**THE EXERCISE**
Pictures should be excluded; otherwise, copy every entry exactly.

**SUPPLIED MATERIAL**
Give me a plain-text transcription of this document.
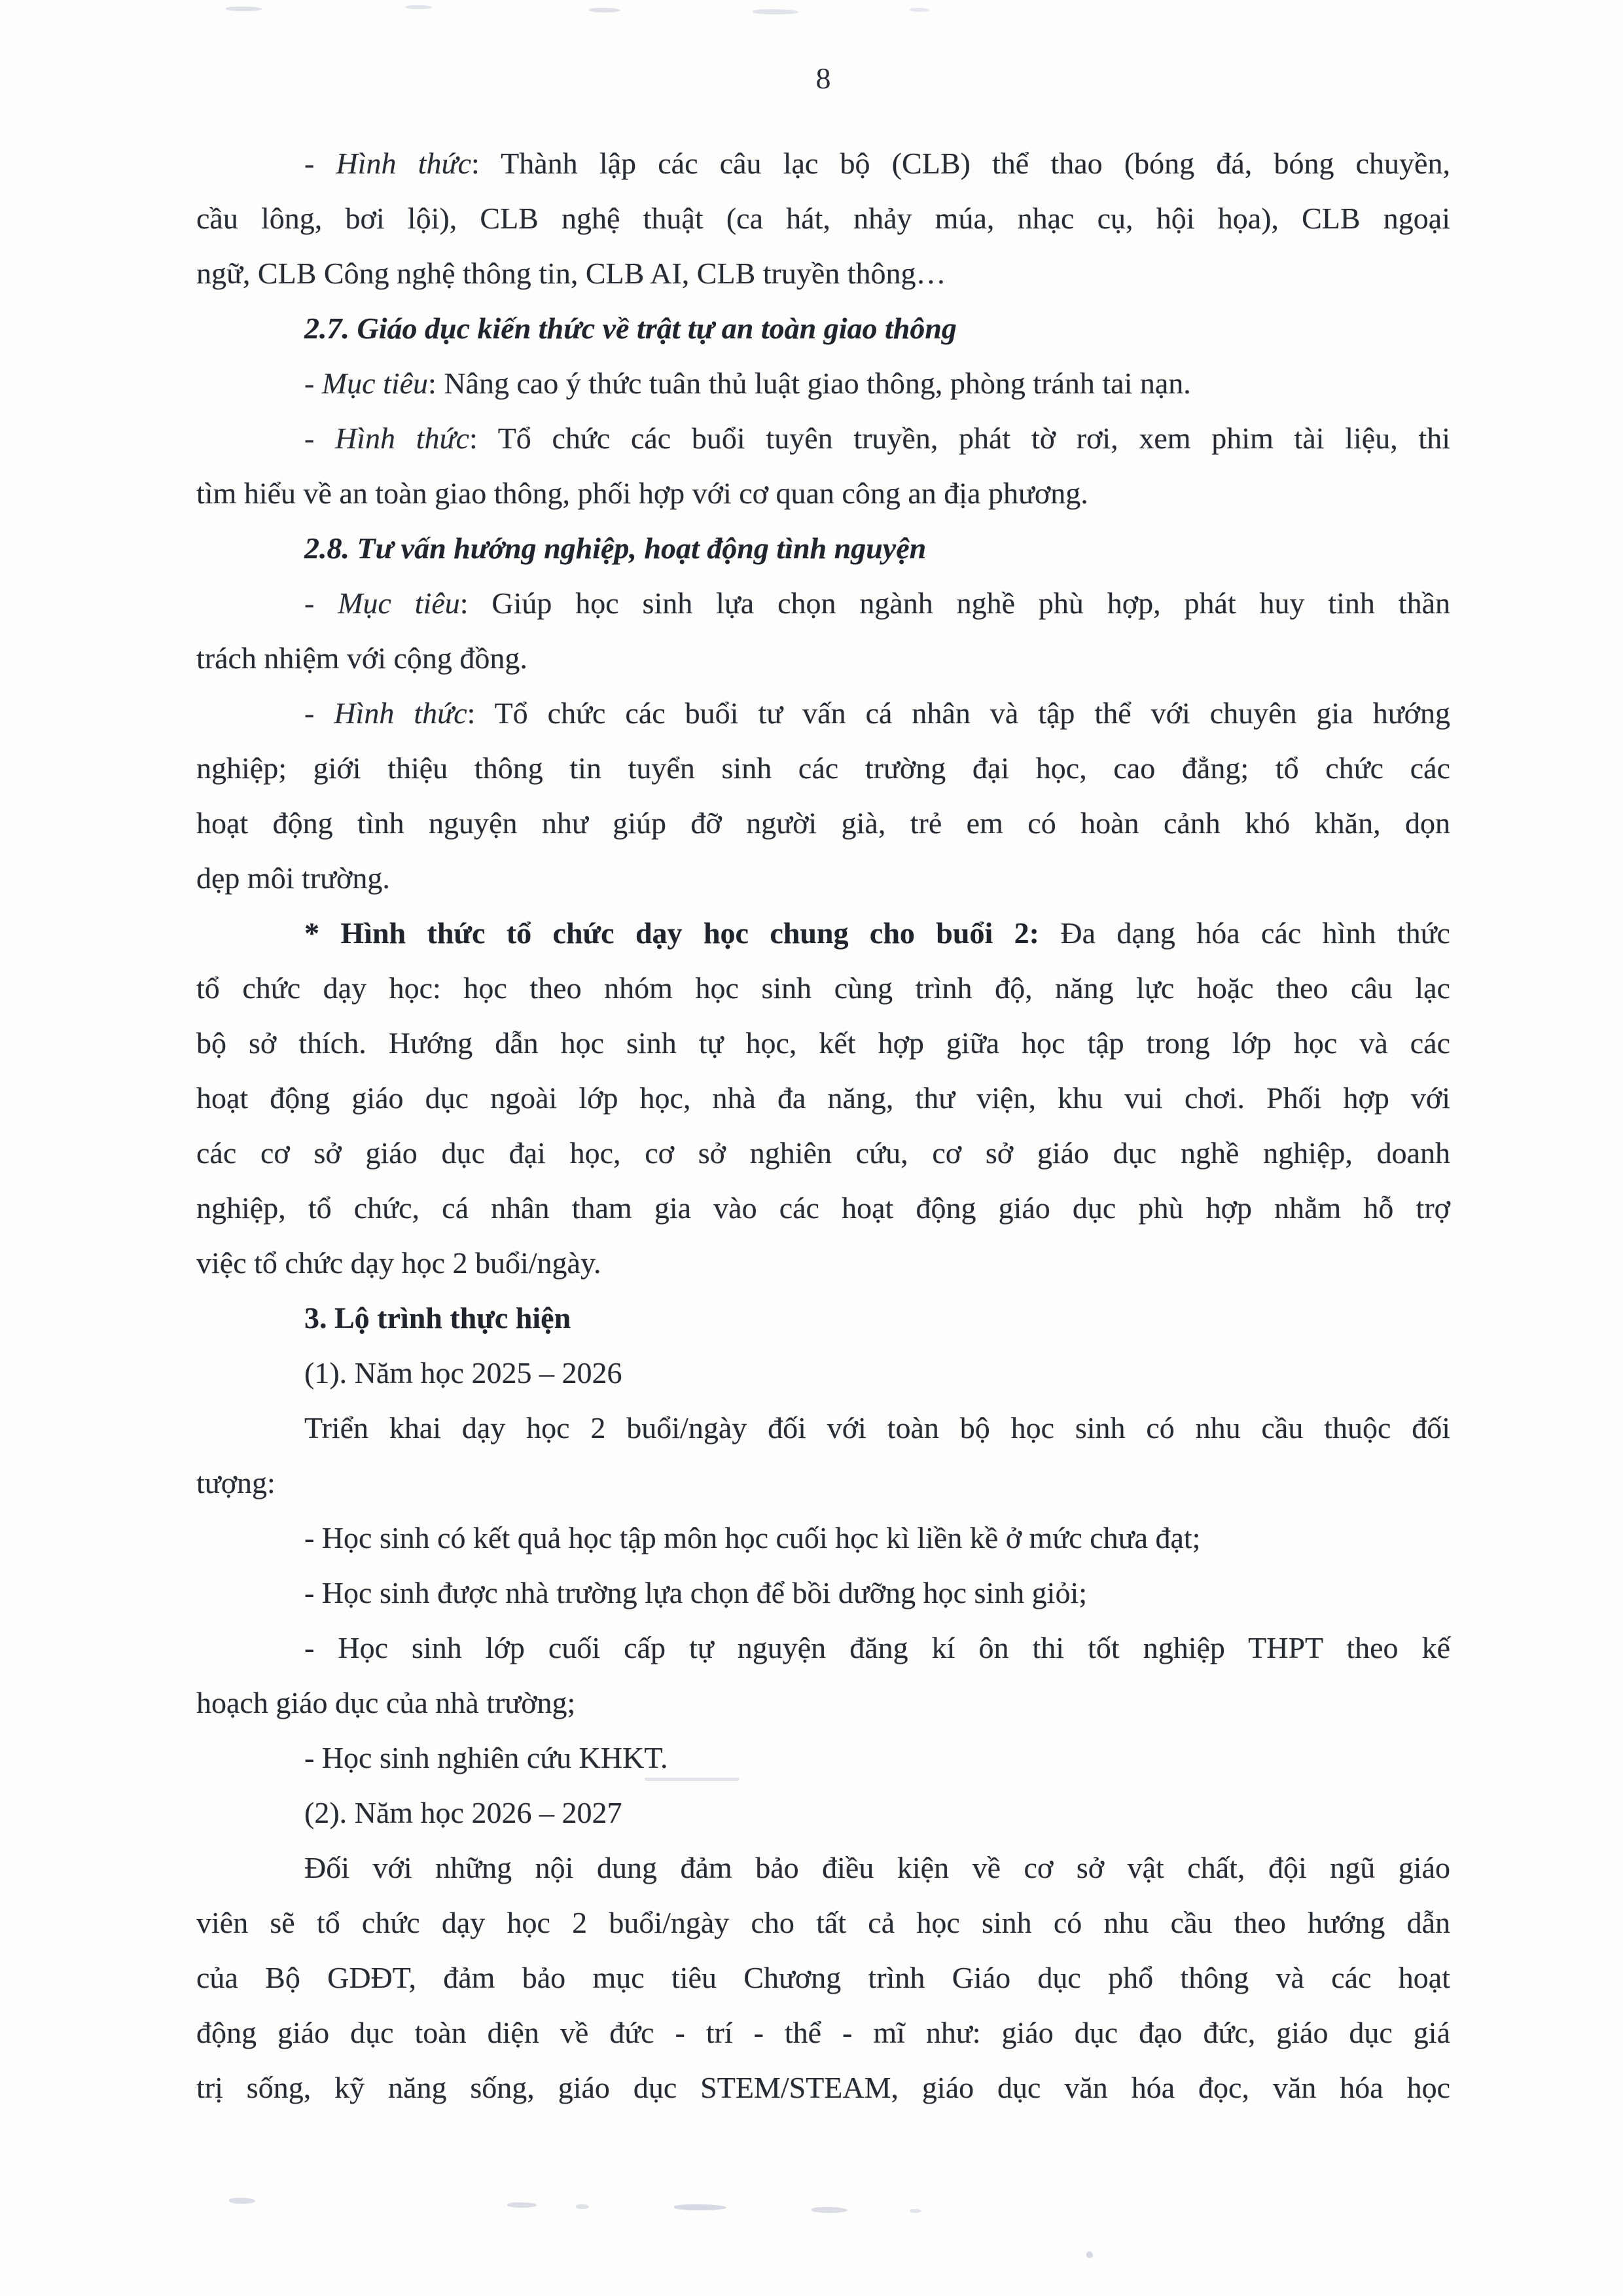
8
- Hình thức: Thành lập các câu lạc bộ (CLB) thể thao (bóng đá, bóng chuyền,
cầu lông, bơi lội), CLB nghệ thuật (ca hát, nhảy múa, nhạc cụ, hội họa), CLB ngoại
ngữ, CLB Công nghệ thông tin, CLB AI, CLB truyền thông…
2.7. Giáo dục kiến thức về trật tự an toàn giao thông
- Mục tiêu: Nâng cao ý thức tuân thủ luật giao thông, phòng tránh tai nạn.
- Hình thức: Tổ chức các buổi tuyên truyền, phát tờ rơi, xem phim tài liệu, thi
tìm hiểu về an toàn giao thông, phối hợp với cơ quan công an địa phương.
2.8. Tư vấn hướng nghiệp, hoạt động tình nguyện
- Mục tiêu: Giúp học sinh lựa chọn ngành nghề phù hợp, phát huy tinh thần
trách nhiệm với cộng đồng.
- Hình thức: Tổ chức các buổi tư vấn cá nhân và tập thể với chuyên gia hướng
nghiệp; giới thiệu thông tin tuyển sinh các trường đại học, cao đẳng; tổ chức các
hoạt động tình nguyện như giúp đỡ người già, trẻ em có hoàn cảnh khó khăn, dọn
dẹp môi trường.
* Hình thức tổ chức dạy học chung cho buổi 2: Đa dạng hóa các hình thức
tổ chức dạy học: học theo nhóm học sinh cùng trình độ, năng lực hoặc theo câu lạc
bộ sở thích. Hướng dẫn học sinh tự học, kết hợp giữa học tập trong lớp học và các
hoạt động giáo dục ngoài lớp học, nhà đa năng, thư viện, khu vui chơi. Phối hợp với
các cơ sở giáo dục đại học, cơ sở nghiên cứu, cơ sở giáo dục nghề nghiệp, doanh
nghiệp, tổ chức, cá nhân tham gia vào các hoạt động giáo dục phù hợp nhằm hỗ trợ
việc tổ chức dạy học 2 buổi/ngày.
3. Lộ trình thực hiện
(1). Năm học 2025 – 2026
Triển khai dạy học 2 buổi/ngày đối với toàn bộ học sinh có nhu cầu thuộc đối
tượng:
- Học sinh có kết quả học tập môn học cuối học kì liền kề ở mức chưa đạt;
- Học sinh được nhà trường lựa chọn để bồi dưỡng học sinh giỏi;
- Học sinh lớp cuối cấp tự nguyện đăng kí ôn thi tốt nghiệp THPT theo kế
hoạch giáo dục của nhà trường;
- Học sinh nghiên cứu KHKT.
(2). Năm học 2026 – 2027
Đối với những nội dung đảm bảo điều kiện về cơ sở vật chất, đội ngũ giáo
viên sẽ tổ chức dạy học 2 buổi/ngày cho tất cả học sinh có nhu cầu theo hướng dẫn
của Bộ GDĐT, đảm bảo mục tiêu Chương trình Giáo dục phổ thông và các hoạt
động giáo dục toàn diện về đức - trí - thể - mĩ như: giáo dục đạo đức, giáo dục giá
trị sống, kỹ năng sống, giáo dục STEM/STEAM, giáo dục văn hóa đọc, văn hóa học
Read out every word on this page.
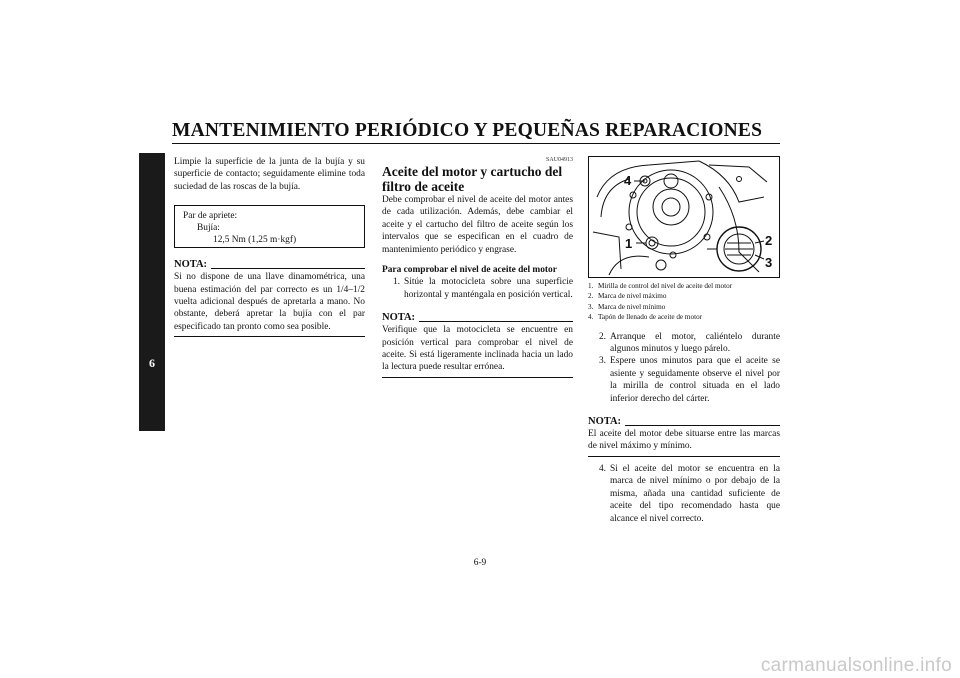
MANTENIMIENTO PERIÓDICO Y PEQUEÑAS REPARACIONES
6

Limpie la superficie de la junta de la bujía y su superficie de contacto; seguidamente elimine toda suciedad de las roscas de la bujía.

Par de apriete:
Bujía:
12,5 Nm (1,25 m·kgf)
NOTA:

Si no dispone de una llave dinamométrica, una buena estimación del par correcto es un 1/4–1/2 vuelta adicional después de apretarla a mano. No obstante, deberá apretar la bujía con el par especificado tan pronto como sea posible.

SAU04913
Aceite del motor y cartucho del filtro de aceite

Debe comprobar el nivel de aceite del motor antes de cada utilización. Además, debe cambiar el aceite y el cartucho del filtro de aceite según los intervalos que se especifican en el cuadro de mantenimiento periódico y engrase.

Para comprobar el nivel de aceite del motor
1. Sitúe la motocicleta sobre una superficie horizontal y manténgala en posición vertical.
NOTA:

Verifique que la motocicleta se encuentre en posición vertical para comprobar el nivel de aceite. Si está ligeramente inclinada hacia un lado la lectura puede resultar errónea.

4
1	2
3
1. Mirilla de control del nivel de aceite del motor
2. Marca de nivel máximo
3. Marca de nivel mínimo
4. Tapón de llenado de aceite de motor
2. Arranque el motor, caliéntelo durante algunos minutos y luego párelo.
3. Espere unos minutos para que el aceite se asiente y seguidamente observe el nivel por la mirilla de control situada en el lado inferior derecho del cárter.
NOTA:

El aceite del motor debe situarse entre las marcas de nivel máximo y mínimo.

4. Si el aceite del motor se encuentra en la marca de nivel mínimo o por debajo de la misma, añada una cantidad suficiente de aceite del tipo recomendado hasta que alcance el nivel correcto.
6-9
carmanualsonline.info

**RESULT OF THIS EXERCISE**
Give me a plain-text transcription of this document.
8
- Hình thức: Thành lập các câu lạc bộ (CLB) thể thao (bóng đá, bóng chuyền,
cầu lông, bơi lội), CLB nghệ thuật (ca hát, nhảy múa, nhạc cụ, hội họa), CLB ngoại
ngữ, CLB Công nghệ thông tin, CLB AI, CLB truyền thông…
2.7. Giáo dục kiến thức về trật tự an toàn giao thông
- Mục tiêu: Nâng cao ý thức tuân thủ luật giao thông, phòng tránh tai nạn.
- Hình thức: Tổ chức các buổi tuyên truyền, phát tờ rơi, xem phim tài liệu, thi
tìm hiểu về an toàn giao thông, phối hợp với cơ quan công an địa phương.
2.8. Tư vấn hướng nghiệp, hoạt động tình nguyện
- Mục tiêu: Giúp học sinh lựa chọn ngành nghề phù hợp, phát huy tinh thần
trách nhiệm với cộng đồng.
- Hình thức: Tổ chức các buổi tư vấn cá nhân và tập thể với chuyên gia hướng
nghiệp; giới thiệu thông tin tuyển sinh các trường đại học, cao đẳng; tổ chức các
hoạt động tình nguyện như giúp đỡ người già, trẻ em có hoàn cảnh khó khăn, dọn
dẹp môi trường.
* Hình thức tổ chức dạy học chung cho buổi 2: Đa dạng hóa các hình thức
tổ chức dạy học: học theo nhóm học sinh cùng trình độ, năng lực hoặc theo câu lạc
bộ sở thích. Hướng dẫn học sinh tự học, kết hợp giữa học tập trong lớp học và các
hoạt động giáo dục ngoài lớp học, nhà đa năng, thư viện, khu vui chơi. Phối hợp với
các cơ sở giáo dục đại học, cơ sở nghiên cứu, cơ sở giáo dục nghề nghiệp, doanh
nghiệp, tổ chức, cá nhân tham gia vào các hoạt động giáo dục phù hợp nhằm hỗ trợ
việc tổ chức dạy học 2 buổi/ngày.
3. Lộ trình thực hiện
(1). Năm học 2025 – 2026
Triển khai dạy học 2 buổi/ngày đối với toàn bộ học sinh có nhu cầu thuộc đối
tượng:
- Học sinh có kết quả học tập môn học cuối học kì liền kề ở mức chưa đạt;
- Học sinh được nhà trường lựa chọn để bồi dưỡng học sinh giỏi;
- Học sinh lớp cuối cấp tự nguyện đăng kí ôn thi tốt nghiệp THPT theo kế
hoạch giáo dục của nhà trường;
- Học sinh nghiên cứu KHKT.
(2). Năm học 2026 – 2027
Đối với những nội dung đảm bảo điều kiện về cơ sở vật chất, đội ngũ giáo
viên sẽ tổ chức dạy học 2 buổi/ngày cho tất cả học sinh có nhu cầu theo hướng dẫn
của Bộ GDĐT, đảm bảo mục tiêu Chương trình Giáo dục phổ thông và các hoạt
động giáo dục toàn diện về đức - trí - thể - mĩ như: giáo dục đạo đức, giáo dục giá
trị sống, kỹ năng sống, giáo dục STEM/STEAM, giáo dục văn hóa đọc, văn hóa học
Read out every word on this page.
MANTENIMIENTO PERIÓDICO Y PEQUEÑAS REPARACIONES
6

Limpie la superficie de la junta de la bujía y su superficie de contacto; seguidamente elimine toda suciedad de las roscas de la bujía.

Par de apriete:
Bujía:
12,5 Nm (1,25 m·kgf)
NOTA:

Si no dispone de una llave dinamométrica, una buena estimación del par correcto es un 1/4–1/2 vuelta adicional después de apretarla a mano. No obstante, deberá apretar la bujía con el par especificado tan pronto como sea posible.

SAU04913
Aceite del motor y cartucho del filtro de aceite

Debe comprobar el nivel de aceite del motor antes de cada utilización. Además, debe cambiar el aceite y el cartucho del filtro de aceite según los intervalos que se especifican en el cuadro de mantenimiento periódico y engrase.

Para comprobar el nivel de aceite del motor
1. Sitúe la motocicleta sobre una superficie horizontal y manténgala en posición vertical.
NOTA:

Verifique que la motocicleta se encuentre en posición vertical para comprobar el nivel de aceite. Si está ligeramente inclinada hacia un lado la lectura puede resultar errónea.

4
1	2
3
1. Mirilla de control del nivel de aceite del motor
2. Marca de nivel máximo
3. Marca de nivel mínimo
4. Tapón de llenado de aceite de motor
2. Arranque el motor, caliéntelo durante algunos minutos y luego párelo.
3. Espere unos minutos para que el aceite se asiente y seguidamente observe el nivel por la mirilla de control situada en el lado inferior derecho del cárter.
NOTA:

El aceite del motor debe situarse entre las marcas de nivel máximo y mínimo.

4. Si el aceite del motor se encuentra en la marca de nivel mínimo o por debajo de la misma, añada una cantidad suficiente de aceite del tipo recomendado hasta que alcance el nivel correcto.
6-9
carmanualsonline.info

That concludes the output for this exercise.